Goal of the exercise:
Exactly reproduce each record listed below.

Data entries:
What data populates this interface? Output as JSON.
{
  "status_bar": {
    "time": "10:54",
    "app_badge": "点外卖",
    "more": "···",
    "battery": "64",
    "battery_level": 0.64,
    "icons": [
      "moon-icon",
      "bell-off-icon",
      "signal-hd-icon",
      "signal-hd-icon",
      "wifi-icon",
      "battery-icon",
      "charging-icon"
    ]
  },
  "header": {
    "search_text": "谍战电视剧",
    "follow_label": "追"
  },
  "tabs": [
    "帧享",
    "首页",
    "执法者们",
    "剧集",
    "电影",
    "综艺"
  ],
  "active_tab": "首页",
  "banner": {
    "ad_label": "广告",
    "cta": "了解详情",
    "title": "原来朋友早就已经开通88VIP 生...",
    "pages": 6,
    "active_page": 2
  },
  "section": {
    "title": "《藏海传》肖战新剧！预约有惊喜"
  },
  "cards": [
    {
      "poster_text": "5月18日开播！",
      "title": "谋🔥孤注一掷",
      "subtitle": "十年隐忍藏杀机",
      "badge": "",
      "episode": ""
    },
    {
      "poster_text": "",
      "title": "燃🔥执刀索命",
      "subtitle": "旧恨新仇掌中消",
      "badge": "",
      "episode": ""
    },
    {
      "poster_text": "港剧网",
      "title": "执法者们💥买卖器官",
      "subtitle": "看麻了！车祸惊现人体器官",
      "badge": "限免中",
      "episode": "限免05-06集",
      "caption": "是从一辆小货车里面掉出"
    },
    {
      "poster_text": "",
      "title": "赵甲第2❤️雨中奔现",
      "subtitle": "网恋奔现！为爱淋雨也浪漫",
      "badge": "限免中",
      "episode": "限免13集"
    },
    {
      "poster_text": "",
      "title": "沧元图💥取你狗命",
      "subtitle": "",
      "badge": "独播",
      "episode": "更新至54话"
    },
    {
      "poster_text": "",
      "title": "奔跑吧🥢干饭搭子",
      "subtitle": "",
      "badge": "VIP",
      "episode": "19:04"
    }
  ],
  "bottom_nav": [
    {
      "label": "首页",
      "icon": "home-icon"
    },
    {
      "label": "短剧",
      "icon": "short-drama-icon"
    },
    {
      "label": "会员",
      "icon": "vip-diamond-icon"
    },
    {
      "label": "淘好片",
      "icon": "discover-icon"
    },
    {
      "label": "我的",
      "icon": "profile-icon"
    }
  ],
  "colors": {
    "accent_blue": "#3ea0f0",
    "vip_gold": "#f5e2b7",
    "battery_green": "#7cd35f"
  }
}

Answer to this exercise:
What data populates this interface? Output as JSON.
{
  "status_bar": {
    "time": "10:54",
    "app_badge": "点外卖",
    "more": "···",
    "battery": "64",
    "battery_level": 0.64,
    "icons": [
      "moon-icon",
      "bell-off-icon",
      "signal-hd-icon",
      "signal-hd-icon",
      "wifi-icon",
      "battery-icon",
      "charging-icon"
    ]
  },
  "header": {
    "search_text": "谍战电视剧",
    "follow_label": "追"
  },
  "tabs": [
    "帧享",
    "首页",
    "执法者们",
    "剧集",
    "电影",
    "综艺"
  ],
  "active_tab": "首页",
  "banner": {
    "ad_label": "广告",
    "cta": "了解详情",
    "title": "原来朋友早就已经开通88VIP 生...",
    "pages": 6,
    "active_page": 2
  },
  "section": {
    "title": "《藏海传》肖战新剧！预约有惊喜"
  },
  "cards": [
    {
      "poster_text": "5月18日开播！",
      "title": "谋🔥孤注一掷",
      "subtitle": "十年隐忍藏杀机",
      "badge": "",
      "episode": ""
    },
    {
      "poster_text": "",
      "title": "燃🔥执刀索命",
      "subtitle": "旧恨新仇掌中消",
      "badge": "",
      "episode": ""
    },
    {
      "poster_text": "港剧网",
      "title": "执法者们💥买卖器官",
      "subtitle": "看麻了！车祸惊现人体器官",
      "badge": "限免中",
      "episode": "限免05-06集",
      "caption": "是从一辆小货车里面掉出"
    },
    {
      "poster_text": "",
      "title": "赵甲第2❤️雨中奔现",
      "subtitle": "网恋奔现！为爱淋雨也浪漫",
      "badge": "限免中",
      "episode": "限免13集"
    },
    {
      "poster_text": "",
      "title": "沧元图💥取你狗命",
      "subtitle": "",
      "badge": "独播",
      "episode": "更新至54话"
    },
    {
      "poster_text": "",
      "title": "奔跑吧🥢干饭搭子",
      "subtitle": "",
      "badge": "VIP",
      "episode": "19:04"
    }
  ],
  "bottom_nav": [
    {
      "label": "首页",
      "icon": "home-icon"
    },
    {
      "label": "短剧",
      "icon": "short-drama-icon"
    },
    {
      "label": "会员",
      "icon": "vip-diamond-icon"
    },
    {
      "label": "淘好片",
      "icon": "discover-icon"
    },
    {
      "label": "我的",
      "icon": "profile-icon"
    }
  ],
  "colors": {
    "accent_blue": "#3ea0f0",
    "vip_gold": "#f5e2b7",
    "battery_green": "#7cd35f"
  }
}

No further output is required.